» Written request:
Render every entry verbatim.

[start]

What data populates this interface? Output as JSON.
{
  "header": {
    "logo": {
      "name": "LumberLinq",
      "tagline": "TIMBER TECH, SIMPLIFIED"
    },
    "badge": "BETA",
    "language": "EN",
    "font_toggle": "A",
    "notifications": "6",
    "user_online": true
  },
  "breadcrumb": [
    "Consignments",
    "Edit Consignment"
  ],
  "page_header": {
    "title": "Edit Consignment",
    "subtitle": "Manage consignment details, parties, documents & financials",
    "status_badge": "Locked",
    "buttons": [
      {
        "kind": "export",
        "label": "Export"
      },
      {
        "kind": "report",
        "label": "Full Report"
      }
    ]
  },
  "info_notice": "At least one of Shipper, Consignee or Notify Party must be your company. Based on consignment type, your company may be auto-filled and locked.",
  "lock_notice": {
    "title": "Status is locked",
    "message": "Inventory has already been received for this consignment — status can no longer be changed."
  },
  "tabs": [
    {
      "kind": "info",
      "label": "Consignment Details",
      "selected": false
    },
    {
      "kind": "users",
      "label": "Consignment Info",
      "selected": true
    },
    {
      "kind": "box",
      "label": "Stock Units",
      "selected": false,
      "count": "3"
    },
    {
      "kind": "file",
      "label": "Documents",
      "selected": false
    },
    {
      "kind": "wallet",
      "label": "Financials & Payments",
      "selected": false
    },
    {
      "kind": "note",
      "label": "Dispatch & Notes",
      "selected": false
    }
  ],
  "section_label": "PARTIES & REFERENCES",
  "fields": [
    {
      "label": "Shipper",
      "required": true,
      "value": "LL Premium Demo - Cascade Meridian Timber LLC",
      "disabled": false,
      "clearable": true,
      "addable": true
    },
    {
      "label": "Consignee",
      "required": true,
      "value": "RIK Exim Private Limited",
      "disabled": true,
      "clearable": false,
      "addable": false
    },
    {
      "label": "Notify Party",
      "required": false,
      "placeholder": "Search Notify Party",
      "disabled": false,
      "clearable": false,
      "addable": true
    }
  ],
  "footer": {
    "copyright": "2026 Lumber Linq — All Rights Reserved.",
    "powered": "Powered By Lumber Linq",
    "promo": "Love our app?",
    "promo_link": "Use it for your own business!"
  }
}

[end]

» Answer for this exercise:
What data populates this interface? Output as JSON.
{
  "header": {
    "logo": {
      "name": "LumberLinq",
      "tagline": "TIMBER TECH, SIMPLIFIED"
    },
    "badge": "BETA",
    "language": "EN",
    "font_toggle": "A",
    "notifications": "6",
    "user_online": true
  },
  "breadcrumb": [
    "Consignments",
    "Edit Consignment"
  ],
  "page_header": {
    "title": "Edit Consignment",
    "subtitle": "Manage consignment details, parties, documents & financials",
    "status_badge": "Locked",
    "buttons": [
      {
        "kind": "export",
        "label": "Export"
      },
      {
        "kind": "report",
        "label": "Full Report"
      }
    ]
  },
  "info_notice": "At least one of Shipper, Consignee or Notify Party must be your company. Based on consignment type, your company may be auto-filled and locked.",
  "lock_notice": {
    "title": "Status is locked",
    "message": "Inventory has already been received for this consignment — status can no longer be changed."
  },
  "tabs": [
    {
      "kind": "info",
      "label": "Consignment Details",
      "selected": false
    },
    {
      "kind": "users",
      "label": "Consignment Info",
      "selected": true
    },
    {
      "kind": "box",
      "label": "Stock Units",
      "selected": false,
      "count": "3"
    },
    {
      "kind": "file",
      "label": "Documents",
      "selected": false
    },
    {
      "kind": "wallet",
      "label": "Financials & Payments",
      "selected": false
    },
    {
      "kind": "note",
      "label": "Dispatch & Notes",
      "selected": false
    }
  ],
  "section_label": "PARTIES & REFERENCES",
  "fields": [
    {
      "label": "Shipper",
      "required": true,
      "value": "LL Premium Demo - Cascade Meridian Timber LLC",
      "disabled": false,
      "clearable": true,
      "addable": true
    },
    {
      "label": "Consignee",
      "required": true,
      "value": "RIK Exim Private Limited",
      "disabled": true,
      "clearable": false,
      "addable": false
    },
    {
      "label": "Notify Party",
      "required": false,
      "placeholder": "Search Notify Party",
      "disabled": false,
      "clearable": false,
      "addable": true
    }
  ],
  "footer": {
    "copyright": "2026 Lumber Linq — All Rights Reserved.",
    "powered": "Powered By Lumber Linq",
    "promo": "Love our app?",
    "promo_link": "Use it for your own business!"
  }
}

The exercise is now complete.